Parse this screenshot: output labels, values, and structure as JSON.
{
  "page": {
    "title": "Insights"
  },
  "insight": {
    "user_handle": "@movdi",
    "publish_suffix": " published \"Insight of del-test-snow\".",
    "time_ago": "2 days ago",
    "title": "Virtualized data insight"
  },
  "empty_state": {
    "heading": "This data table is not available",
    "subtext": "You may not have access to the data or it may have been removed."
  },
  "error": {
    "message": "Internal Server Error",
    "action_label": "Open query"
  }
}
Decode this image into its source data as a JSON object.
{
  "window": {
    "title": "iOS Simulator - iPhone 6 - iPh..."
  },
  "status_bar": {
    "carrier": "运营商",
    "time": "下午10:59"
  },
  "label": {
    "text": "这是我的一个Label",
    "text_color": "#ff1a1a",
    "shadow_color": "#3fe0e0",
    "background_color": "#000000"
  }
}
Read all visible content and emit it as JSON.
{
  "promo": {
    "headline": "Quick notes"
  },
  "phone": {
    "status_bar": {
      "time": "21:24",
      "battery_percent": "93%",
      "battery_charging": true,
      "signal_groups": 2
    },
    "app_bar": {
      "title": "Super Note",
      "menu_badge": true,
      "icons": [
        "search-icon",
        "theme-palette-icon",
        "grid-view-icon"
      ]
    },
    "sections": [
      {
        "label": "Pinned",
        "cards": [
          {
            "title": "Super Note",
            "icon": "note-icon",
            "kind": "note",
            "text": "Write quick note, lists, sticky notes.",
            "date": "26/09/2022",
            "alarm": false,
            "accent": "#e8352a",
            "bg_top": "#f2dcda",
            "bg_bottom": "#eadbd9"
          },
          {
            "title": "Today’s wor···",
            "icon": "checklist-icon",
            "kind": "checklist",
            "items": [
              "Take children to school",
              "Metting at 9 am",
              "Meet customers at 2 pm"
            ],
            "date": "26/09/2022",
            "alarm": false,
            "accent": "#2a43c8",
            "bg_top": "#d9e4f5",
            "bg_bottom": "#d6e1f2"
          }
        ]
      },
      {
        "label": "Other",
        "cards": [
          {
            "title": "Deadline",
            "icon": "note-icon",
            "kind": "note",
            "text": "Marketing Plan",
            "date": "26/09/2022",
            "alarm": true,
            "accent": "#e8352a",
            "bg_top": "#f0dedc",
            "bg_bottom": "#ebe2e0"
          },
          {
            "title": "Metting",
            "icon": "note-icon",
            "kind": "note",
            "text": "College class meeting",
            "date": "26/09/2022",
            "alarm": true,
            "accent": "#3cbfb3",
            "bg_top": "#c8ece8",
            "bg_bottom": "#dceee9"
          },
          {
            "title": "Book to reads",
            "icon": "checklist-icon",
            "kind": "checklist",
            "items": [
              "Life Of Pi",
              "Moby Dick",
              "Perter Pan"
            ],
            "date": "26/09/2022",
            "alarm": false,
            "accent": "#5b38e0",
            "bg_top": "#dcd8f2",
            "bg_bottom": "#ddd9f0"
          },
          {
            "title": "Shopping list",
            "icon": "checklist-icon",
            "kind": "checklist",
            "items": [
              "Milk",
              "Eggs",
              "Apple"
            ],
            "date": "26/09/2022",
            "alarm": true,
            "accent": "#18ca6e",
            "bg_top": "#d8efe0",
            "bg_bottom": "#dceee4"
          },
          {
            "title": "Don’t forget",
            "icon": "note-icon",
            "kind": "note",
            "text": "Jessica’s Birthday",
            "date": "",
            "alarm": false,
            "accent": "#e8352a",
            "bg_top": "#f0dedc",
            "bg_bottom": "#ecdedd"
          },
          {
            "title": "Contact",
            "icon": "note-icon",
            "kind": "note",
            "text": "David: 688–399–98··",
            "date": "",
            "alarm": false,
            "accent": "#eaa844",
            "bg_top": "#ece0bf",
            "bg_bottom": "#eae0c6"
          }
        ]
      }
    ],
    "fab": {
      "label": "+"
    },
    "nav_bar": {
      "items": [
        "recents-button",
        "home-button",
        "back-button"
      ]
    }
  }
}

══════════════════════════════

-- Aim of the exercise --
Write out every line from the entries where "data" appears.

-- Written response --
    "title": "Virtualized data insight"
    "heading": "This data table is not available",
    "subtext": "You may not have access to the data or it may have been removed."
Decode this image into its source data as a JSON object.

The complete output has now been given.